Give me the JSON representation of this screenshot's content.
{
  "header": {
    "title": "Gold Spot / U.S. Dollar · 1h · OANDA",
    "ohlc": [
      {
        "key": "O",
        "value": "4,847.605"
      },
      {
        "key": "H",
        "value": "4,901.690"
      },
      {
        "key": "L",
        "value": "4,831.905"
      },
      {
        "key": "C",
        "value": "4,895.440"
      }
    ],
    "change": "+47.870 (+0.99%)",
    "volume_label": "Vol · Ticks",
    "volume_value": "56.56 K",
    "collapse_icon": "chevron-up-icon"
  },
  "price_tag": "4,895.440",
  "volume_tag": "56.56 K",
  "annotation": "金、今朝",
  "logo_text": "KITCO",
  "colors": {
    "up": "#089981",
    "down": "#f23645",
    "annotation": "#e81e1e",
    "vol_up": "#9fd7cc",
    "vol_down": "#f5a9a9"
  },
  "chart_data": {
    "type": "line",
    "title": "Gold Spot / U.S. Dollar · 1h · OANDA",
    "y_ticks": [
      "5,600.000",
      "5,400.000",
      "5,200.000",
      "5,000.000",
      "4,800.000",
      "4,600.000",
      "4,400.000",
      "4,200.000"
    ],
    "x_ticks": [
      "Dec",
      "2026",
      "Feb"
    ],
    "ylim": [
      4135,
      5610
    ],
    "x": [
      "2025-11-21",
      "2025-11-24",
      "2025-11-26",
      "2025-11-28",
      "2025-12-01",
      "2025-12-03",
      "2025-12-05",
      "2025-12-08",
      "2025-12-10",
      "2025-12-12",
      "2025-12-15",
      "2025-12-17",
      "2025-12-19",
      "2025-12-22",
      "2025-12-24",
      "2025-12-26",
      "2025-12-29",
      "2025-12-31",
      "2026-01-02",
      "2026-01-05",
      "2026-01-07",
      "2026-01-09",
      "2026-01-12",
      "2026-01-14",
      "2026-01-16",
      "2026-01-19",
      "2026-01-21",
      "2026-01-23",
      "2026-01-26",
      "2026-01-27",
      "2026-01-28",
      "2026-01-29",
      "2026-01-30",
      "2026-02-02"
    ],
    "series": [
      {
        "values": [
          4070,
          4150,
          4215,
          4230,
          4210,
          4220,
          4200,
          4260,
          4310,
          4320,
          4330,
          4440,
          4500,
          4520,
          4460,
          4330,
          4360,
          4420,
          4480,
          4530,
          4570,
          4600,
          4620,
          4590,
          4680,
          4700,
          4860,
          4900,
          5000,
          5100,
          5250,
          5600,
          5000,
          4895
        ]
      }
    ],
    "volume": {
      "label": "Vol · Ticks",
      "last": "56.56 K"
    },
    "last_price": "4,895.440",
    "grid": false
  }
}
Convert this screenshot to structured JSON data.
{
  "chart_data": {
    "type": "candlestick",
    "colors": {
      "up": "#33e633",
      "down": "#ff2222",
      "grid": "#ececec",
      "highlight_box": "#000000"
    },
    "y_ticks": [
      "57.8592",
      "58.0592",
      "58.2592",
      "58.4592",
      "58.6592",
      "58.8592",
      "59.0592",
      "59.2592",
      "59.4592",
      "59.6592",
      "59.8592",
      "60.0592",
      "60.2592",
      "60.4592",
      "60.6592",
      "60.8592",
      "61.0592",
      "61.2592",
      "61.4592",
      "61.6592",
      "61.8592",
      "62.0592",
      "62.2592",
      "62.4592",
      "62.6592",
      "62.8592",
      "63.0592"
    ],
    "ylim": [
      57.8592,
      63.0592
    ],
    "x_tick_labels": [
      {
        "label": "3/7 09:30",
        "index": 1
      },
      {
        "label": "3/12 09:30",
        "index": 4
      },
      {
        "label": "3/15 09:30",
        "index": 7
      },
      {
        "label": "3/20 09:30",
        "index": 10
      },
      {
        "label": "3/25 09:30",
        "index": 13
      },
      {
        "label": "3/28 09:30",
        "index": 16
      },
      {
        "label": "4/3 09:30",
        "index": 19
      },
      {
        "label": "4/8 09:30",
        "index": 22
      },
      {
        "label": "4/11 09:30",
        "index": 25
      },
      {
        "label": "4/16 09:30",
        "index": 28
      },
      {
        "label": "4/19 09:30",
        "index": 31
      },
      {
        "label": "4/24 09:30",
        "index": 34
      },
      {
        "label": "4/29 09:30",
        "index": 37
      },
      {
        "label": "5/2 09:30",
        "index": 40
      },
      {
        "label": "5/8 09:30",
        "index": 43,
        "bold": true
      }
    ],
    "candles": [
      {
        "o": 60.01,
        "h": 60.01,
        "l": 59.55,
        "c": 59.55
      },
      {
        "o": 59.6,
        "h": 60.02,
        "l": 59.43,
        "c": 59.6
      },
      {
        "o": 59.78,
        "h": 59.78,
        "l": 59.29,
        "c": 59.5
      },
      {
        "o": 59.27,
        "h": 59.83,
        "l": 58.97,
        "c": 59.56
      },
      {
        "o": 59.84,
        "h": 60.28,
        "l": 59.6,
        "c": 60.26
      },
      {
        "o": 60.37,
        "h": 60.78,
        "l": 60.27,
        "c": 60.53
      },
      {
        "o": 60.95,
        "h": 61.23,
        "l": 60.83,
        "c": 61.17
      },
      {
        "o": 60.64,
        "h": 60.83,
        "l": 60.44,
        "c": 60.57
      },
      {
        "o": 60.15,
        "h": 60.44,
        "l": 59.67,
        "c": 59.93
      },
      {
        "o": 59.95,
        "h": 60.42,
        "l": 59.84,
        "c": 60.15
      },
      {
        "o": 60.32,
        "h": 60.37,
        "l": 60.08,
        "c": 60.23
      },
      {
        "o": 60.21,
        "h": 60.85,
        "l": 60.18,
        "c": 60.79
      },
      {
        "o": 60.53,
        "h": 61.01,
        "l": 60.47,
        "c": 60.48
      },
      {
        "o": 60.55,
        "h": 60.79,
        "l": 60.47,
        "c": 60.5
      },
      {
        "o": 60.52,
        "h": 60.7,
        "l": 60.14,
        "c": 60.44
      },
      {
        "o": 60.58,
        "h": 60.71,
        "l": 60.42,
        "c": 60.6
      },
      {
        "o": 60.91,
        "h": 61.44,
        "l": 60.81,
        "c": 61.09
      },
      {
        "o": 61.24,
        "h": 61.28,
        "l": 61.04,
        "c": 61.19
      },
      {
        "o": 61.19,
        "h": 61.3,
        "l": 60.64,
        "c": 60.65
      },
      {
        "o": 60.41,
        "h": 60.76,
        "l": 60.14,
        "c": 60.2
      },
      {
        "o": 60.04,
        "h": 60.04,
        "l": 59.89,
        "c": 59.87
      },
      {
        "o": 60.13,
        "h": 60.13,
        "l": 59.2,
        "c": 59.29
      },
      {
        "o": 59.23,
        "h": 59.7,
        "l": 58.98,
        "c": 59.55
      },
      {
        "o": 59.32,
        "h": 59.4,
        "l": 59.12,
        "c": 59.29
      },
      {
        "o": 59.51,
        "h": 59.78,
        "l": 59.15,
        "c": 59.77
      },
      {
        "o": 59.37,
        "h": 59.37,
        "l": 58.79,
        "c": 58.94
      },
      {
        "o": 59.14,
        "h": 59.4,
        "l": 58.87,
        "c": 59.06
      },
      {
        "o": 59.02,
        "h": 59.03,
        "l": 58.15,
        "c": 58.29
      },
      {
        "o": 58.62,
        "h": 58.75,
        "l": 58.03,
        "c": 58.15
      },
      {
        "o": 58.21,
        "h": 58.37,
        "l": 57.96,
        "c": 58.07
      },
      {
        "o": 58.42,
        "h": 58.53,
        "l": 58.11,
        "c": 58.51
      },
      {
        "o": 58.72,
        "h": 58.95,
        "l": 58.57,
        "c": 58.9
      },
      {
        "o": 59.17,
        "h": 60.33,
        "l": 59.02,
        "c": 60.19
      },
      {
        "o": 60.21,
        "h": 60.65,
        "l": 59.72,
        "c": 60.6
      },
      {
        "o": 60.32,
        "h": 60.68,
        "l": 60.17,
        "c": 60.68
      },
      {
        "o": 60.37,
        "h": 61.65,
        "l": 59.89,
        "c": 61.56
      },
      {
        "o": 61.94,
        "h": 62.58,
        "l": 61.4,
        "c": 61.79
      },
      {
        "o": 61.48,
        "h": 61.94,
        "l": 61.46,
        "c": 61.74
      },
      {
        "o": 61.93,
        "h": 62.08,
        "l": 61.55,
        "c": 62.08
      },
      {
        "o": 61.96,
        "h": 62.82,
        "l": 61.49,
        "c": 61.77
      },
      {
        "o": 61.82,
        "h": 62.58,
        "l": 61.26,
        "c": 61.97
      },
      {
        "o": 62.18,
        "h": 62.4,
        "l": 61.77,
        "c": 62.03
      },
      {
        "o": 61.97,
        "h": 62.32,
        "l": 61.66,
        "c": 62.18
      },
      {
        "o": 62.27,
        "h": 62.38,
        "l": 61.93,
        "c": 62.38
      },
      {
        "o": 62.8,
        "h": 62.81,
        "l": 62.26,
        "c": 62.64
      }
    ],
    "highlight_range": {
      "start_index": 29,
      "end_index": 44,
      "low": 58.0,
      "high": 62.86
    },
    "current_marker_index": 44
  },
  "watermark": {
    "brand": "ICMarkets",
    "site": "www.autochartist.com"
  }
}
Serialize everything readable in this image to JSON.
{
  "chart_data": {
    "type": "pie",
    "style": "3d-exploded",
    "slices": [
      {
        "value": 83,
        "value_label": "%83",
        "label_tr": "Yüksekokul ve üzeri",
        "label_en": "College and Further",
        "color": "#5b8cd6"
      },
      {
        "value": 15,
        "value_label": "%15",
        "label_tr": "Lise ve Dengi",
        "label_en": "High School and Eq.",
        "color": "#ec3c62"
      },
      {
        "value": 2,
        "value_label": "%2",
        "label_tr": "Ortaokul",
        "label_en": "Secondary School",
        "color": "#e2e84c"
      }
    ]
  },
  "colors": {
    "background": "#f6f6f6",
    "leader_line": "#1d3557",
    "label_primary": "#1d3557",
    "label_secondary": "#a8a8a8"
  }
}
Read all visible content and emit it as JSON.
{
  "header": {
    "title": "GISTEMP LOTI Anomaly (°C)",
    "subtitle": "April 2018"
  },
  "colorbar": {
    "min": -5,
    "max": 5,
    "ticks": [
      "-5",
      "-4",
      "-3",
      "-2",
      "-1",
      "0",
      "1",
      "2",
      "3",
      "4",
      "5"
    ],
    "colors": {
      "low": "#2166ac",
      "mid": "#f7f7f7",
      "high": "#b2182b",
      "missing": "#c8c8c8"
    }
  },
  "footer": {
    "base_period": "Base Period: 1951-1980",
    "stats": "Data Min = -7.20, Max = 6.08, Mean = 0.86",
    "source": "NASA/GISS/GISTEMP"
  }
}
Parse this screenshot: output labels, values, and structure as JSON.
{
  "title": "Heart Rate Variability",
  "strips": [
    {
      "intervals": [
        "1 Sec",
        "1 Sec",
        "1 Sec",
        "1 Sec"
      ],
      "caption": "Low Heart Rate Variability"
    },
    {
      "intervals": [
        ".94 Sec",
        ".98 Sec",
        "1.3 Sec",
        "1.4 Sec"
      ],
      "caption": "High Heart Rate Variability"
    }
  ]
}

+---+

# DIRECTIVE
Only the lines from the one containing "Read all visible content and emit it as JSON." to the end of the listing belong in the output, each reproduced exactly.

# SOLUTION TO THE PROBLEM
Read all visible content and emit it as JSON.
{
  "header": {
    "title": "GISTEMP LOTI Anomaly (°C)",
    "subtitle": "April 2018"
  },
  "colorbar": {
    "min": -5,
    "max": 5,
    "ticks": [
      "-5",
      "-4",
      "-3",
      "-2",
      "-1",
      "0",
      "1",
      "2",
      "3",
      "4",
      "5"
    ],
    "colors": {
      "low": "#2166ac",
      "mid": "#f7f7f7",
      "high": "#b2182b",
      "missing": "#c8c8c8"
    }
  },
  "footer": {
    "base_period": "Base Period: 1951-1980",
    "stats": "Data Min = -7.20, Max = 6.08, Mean = 0.86",
    "source": "NASA/GISS/GISTEMP"
  }
}
Parse this screenshot: output labels, values, and structure as JSON.
{
  "title": "Heart Rate Variability",
  "strips": [
    {
      "intervals": [
        "1 Sec",
        "1 Sec",
        "1 Sec",
        "1 Sec"
      ],
      "caption": "Low Heart Rate Variability"
    },
    {
      "intervals": [
        ".94 Sec",
        ".98 Sec",
        "1.3 Sec",
        "1.4 Sec"
      ],
      "caption": "High Heart Rate Variability"
    }
  ]
}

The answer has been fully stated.